— BEGIN SUPPLIED DATA —
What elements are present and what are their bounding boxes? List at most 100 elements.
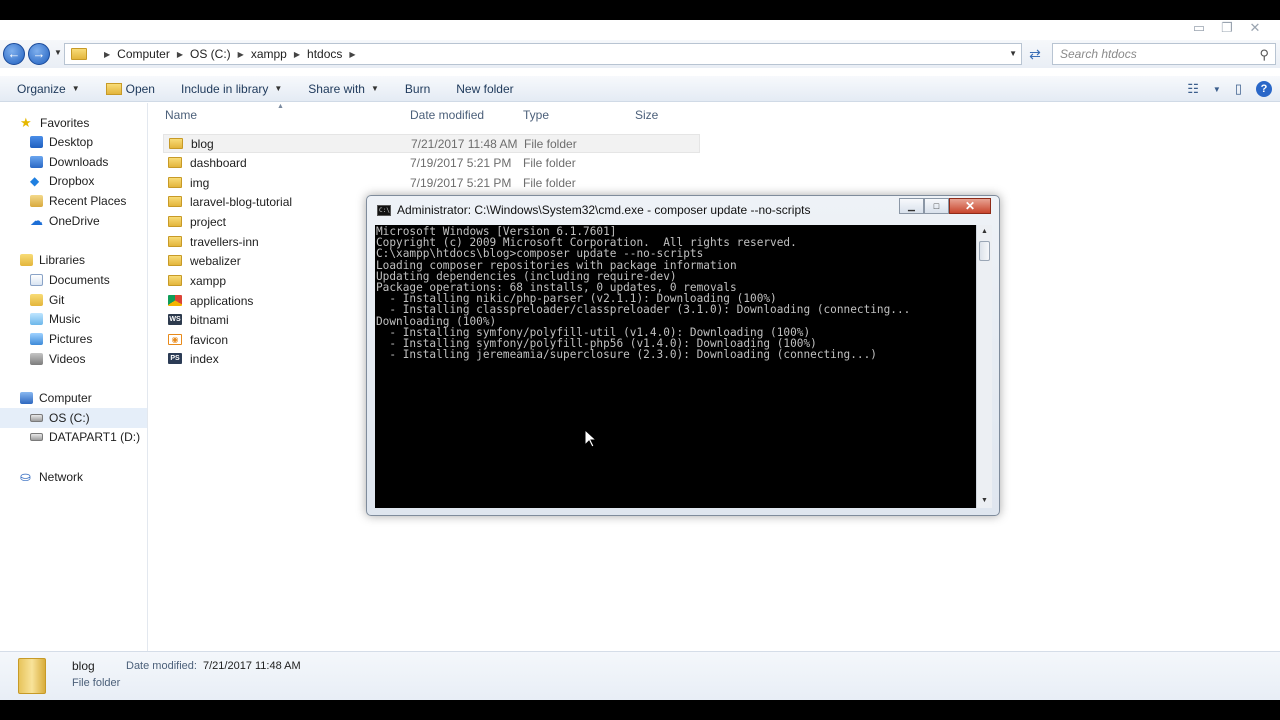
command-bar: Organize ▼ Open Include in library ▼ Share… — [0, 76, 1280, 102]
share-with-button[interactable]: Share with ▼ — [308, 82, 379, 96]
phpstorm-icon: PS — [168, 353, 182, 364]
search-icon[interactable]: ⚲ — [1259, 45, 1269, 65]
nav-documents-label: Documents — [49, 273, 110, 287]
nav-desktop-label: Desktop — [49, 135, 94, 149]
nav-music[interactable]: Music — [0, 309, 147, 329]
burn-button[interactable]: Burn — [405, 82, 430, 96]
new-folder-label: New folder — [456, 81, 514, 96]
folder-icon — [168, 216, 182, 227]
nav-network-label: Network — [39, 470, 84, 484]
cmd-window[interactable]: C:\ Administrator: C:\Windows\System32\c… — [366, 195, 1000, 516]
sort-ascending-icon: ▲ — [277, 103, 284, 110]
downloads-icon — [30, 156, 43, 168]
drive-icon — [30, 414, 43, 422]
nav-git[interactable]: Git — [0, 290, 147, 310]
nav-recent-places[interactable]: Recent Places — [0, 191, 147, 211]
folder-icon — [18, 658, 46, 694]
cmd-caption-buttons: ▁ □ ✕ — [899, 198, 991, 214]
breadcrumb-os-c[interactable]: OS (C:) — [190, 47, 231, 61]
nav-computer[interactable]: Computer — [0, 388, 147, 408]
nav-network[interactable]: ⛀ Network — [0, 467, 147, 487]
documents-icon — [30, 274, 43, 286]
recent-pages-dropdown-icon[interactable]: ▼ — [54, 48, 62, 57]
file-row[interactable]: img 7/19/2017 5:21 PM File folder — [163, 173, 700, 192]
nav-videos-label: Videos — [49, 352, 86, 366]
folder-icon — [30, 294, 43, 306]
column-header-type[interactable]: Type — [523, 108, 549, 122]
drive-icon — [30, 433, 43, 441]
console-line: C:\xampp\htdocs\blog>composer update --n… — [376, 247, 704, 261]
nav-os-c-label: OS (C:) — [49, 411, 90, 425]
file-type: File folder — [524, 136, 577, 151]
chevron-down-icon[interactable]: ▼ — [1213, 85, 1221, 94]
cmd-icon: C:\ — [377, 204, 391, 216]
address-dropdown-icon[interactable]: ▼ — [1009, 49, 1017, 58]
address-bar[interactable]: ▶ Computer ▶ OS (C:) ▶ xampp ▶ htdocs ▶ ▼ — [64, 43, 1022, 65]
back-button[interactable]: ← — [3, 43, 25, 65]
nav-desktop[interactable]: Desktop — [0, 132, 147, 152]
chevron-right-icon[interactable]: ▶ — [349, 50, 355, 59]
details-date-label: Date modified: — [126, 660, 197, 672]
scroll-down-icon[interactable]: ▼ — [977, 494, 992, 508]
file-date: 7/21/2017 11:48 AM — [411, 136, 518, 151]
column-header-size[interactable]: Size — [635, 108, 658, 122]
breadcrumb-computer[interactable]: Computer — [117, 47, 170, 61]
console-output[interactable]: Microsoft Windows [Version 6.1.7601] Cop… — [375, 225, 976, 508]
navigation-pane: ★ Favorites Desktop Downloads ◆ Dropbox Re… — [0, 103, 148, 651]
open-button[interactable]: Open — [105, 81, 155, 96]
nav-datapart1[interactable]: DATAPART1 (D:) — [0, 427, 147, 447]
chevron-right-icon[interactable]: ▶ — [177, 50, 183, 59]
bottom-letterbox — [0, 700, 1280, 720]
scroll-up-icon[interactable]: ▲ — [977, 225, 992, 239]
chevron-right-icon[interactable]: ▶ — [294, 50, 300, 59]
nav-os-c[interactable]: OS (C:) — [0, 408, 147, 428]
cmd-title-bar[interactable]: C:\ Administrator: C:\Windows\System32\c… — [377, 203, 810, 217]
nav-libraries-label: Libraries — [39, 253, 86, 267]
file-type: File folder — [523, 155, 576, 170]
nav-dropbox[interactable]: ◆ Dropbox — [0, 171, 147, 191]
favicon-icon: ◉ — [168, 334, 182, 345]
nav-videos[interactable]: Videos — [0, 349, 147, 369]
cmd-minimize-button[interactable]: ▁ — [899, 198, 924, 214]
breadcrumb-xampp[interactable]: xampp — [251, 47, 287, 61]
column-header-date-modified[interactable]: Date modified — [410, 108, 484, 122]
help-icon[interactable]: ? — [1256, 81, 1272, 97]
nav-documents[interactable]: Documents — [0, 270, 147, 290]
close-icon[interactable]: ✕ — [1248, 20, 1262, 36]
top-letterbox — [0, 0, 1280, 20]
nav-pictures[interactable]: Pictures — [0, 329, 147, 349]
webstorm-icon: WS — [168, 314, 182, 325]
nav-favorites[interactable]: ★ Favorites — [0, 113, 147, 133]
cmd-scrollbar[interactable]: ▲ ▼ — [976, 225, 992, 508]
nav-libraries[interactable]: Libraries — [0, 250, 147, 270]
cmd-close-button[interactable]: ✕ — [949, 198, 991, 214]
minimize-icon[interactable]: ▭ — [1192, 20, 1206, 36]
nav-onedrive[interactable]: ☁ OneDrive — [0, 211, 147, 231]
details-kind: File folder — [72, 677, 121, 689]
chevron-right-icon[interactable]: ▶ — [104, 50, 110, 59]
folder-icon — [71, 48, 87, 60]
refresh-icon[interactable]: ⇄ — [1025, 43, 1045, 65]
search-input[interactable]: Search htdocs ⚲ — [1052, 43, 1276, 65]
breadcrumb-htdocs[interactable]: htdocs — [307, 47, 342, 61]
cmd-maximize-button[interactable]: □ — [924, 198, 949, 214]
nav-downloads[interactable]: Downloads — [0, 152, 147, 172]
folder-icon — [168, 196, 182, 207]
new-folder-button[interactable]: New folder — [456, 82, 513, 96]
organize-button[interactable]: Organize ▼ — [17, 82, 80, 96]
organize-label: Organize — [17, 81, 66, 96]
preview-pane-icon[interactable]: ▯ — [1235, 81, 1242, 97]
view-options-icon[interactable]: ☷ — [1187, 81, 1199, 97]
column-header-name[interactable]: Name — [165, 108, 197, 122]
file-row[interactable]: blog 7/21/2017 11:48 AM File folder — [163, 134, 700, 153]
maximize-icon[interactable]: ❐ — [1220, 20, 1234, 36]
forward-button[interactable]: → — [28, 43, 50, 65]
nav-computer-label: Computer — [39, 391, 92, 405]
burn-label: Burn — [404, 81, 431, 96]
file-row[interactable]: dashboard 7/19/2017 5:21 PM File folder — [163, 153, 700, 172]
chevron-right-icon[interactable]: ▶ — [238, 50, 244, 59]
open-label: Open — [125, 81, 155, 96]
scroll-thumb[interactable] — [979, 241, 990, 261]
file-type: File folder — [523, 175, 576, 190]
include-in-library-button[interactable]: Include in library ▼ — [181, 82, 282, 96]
— END SUPPLIED DATA —
YOUR TASK – Copy out the entries verbatim, from the line with "command-bar: Organize ▼" up to and including the line with "file-row[interactable]: img 7/19/2017".

WRITTEN SOLUTION –
command-bar: Organize ▼ Open Include in library ▼ Share… — [0, 76, 1280, 102]
share-with-button[interactable]: Share with ▼ — [308, 82, 379, 96]
phpstorm-icon: PS — [168, 353, 182, 364]
search-icon[interactable]: ⚲ — [1259, 45, 1269, 65]
nav-documents-label: Documents — [49, 273, 110, 287]
nav-desktop-label: Desktop — [49, 135, 94, 149]
nav-music[interactable]: Music — [0, 309, 147, 329]
burn-button[interactable]: Burn — [405, 82, 430, 96]
new-folder-label: New folder — [456, 81, 514, 96]
folder-icon — [168, 216, 182, 227]
nav-network-label: Network — [39, 470, 84, 484]
cmd-window[interactable]: C:\ Administrator: C:\Windows\System32\c… — [366, 195, 1000, 516]
sort-ascending-icon: ▲ — [277, 103, 284, 110]
downloads-icon — [30, 156, 43, 168]
drive-icon — [30, 414, 43, 422]
nav-git[interactable]: Git — [0, 290, 147, 310]
nav-recent-places[interactable]: Recent Places — [0, 191, 147, 211]
folder-icon — [18, 658, 46, 694]
cmd-caption-buttons: ▁ □ ✕ — [899, 198, 991, 214]
breadcrumb-os-c[interactable]: OS (C:) — [190, 47, 231, 61]
nav-computer[interactable]: Computer — [0, 388, 147, 408]
nav-network[interactable]: ⛀ Network — [0, 467, 147, 487]
documents-icon — [30, 274, 43, 286]
recent-pages-dropdown-icon[interactable]: ▼ — [54, 48, 62, 57]
file-row[interactable]: img 7/19/2017 5:21 PM File folder — [163, 173, 700, 192]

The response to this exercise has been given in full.